---------- STORED DATA ----------

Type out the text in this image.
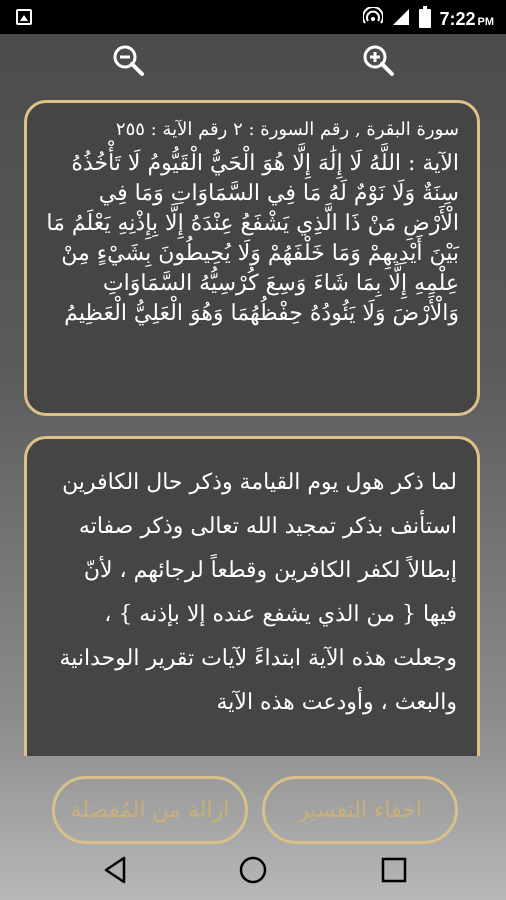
7:22 PM
سورة البقرة , رقم السورة : ٢ رقم الآية : ٢٥٥
الآية : اللَّهُ لَا إِلَٰهَ إِلَّا هُوَ الْحَيُّ الْقَيُّومُ لَا تَأْخُذُهُ سِنَةٌ وَلَا نَوْمٌ لَهُ مَا فِي السَّمَاوَاتِ وَمَا فِي الْأَرْضِ مَنْ ذَا الَّذِي يَشْفَعُ عِنْدَهُ إِلَّا بِإِذْنِهِ يَعْلَمُ مَا بَيْنَ أَيْدِيهِمْ وَمَا خَلْفَهُمْ وَلَا يُحِيطُونَ بِشَيْءٍ مِنْ عِلْمِهِ إِلَّا بِمَا شَاءَ وَسِعَ كُرْسِيُّهُ السَّمَاوَاتِ وَالْأَرْضَ وَلَا يَئُودُهُ حِفْظُهُمَا وَهُوَ الْعَلِيُّ الْعَظِيمُ
لما ذكر هول يوم القيامة وذكر حال الكافرين استأنف بذكر تمجيد الله تعالى وذكر صفاته إبطالاً لكفر الكافرين وقطعاً لرجائهم ، لأنّ فيها { من الذي يشفع عنده إلا بإذنه } ، وجعلت هذه الآية ابتداءً لآيات تقرير الوحدانية والبعث ، وأودعت هذه الآية
ازالة من المُفضلة	اخفاء التفسير
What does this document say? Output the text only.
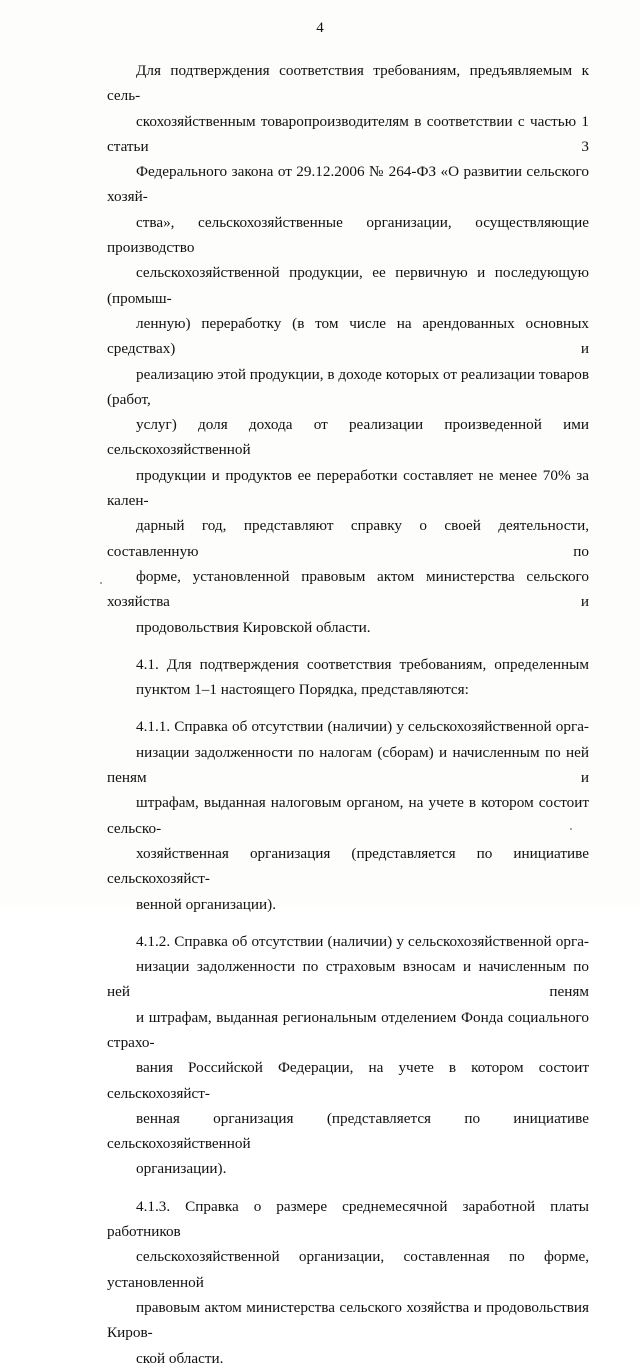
4

Для подтверждения соответствия требованиям, предъявляемым к сель-
скохозяйственным товаропроизводителям в соответствии с частью 1 статьи 3
Федерального закона от 29.12.2006 № 264-ФЗ «О развитии сельского хозяй-
ства», сельскохозяйственные организации, осуществляющие производство
сельскохозяйственной продукции, ее первичную и последующую (промыш-
ленную) переработку (в том числе на арендованных основных средствах) и
реализацию этой продукции, в доходе которых от реализации товаров (работ,
услуг) доля дохода от реализации произведенной ими сельскохозяйственной
продукции и продуктов ее переработки составляет не менее 70% за кален-
дарный год, представляют справку о своей деятельности, составленную по
форме, установленной правовым актом министерства сельского хозяйства и
продовольствия Кировской области.

4.1. Для подтверждения соответствия требованиям, определенным
пунктом 1–1 настоящего Порядка, представляются:

4.1.1. Справка об отсутствии (наличии) у сельскохозяйственной орга-
низации задолженности по налогам (сборам) и начисленным по ней пеням и
штрафам, выданная налоговым органом, на учете в котором состоит сельско-
хозяйственная организация (представляется по инициативе сельскохозяйст-
венной организации).

4.1.2. Справка об отсутствии (наличии) у сельскохозяйственной орга-
низации задолженности по страховым взносам и начисленным по ней пеням
и штрафам, выданная региональным отделением Фонда социального страхо-
вания Российской Федерации, на учете в котором состоит сельскохозяйст-
венная организация (представляется по инициативе сельскохозяйственной
организации).

4.1.3. Справка о размере среднемесячной заработной платы работников
сельскохозяйственной организации, составленная по форме, установленной
правовым актом министерства сельского хозяйства и продовольствия Киров-
ской области.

----------

YOUR OBJECTIVE »
Copy the listing in full and without alteration, omitting every picture.

RESULT OF THIS TASK »
Type out the text in this image.
7:22 PM
سورة البقرة , رقم السورة : ٢ رقم الآية : ٢٥٥
الآية : اللَّهُ لَا إِلَٰهَ إِلَّا هُوَ الْحَيُّ الْقَيُّومُ لَا تَأْخُذُهُ سِنَةٌ وَلَا نَوْمٌ لَهُ مَا فِي السَّمَاوَاتِ وَمَا فِي الْأَرْضِ مَنْ ذَا الَّذِي يَشْفَعُ عِنْدَهُ إِلَّا بِإِذْنِهِ يَعْلَمُ مَا بَيْنَ أَيْدِيهِمْ وَمَا خَلْفَهُمْ وَلَا يُحِيطُونَ بِشَيْءٍ مِنْ عِلْمِهِ إِلَّا بِمَا شَاءَ وَسِعَ كُرْسِيُّهُ السَّمَاوَاتِ وَالْأَرْضَ وَلَا يَئُودُهُ حِفْظُهُمَا وَهُوَ الْعَلِيُّ الْعَظِيمُ
لما ذكر هول يوم القيامة وذكر حال الكافرين استأنف بذكر تمجيد الله تعالى وذكر صفاته إبطالاً لكفر الكافرين وقطعاً لرجائهم ، لأنّ فيها { من الذي يشفع عنده إلا بإذنه } ، وجعلت هذه الآية ابتداءً لآيات تقرير الوحدانية والبعث ، وأودعت هذه الآية
ازالة من المُفضلة	اخفاء التفسير
What does this document say? Output the text only.
4

Для подтверждения соответствия требованиям, предъявляемым к сель-
скохозяйственным товаропроизводителям в соответствии с частью 1 статьи 3
Федерального закона от 29.12.2006 № 264-ФЗ «О развитии сельского хозяй-
ства», сельскохозяйственные организации, осуществляющие производство
сельскохозяйственной продукции, ее первичную и последующую (промыш-
ленную) переработку (в том числе на арендованных основных средствах) и
реализацию этой продукции, в доходе которых от реализации товаров (работ,
услуг) доля дохода от реализации произведенной ими сельскохозяйственной
продукции и продуктов ее переработки составляет не менее 70% за кален-
дарный год, представляют справку о своей деятельности, составленную по
форме, установленной правовым актом министерства сельского хозяйства и
продовольствия Кировской области.

4.1. Для подтверждения соответствия требованиям, определенным
пунктом 1–1 настоящего Порядка, представляются:

4.1.1. Справка об отсутствии (наличии) у сельскохозяйственной орга-
низации задолженности по налогам (сборам) и начисленным по ней пеням и
штрафам, выданная налоговым органом, на учете в котором состоит сельско-
хозяйственная организация (представляется по инициативе сельскохозяйст-
венной организации).

4.1.2. Справка об отсутствии (наличии) у сельскохозяйственной орга-
низации задолженности по страховым взносам и начисленным по ней пеням
и штрафам, выданная региональным отделением Фонда социального страхо-
вания Российской Федерации, на учете в котором состоит сельскохозяйст-
венная организация (представляется по инициативе сельскохозяйственной
организации).

4.1.3. Справка о размере среднемесячной заработной платы работников
сельскохозяйственной организации, составленная по форме, установленной
правовым актом министерства сельского хозяйства и продовольствия Киров-
ской области.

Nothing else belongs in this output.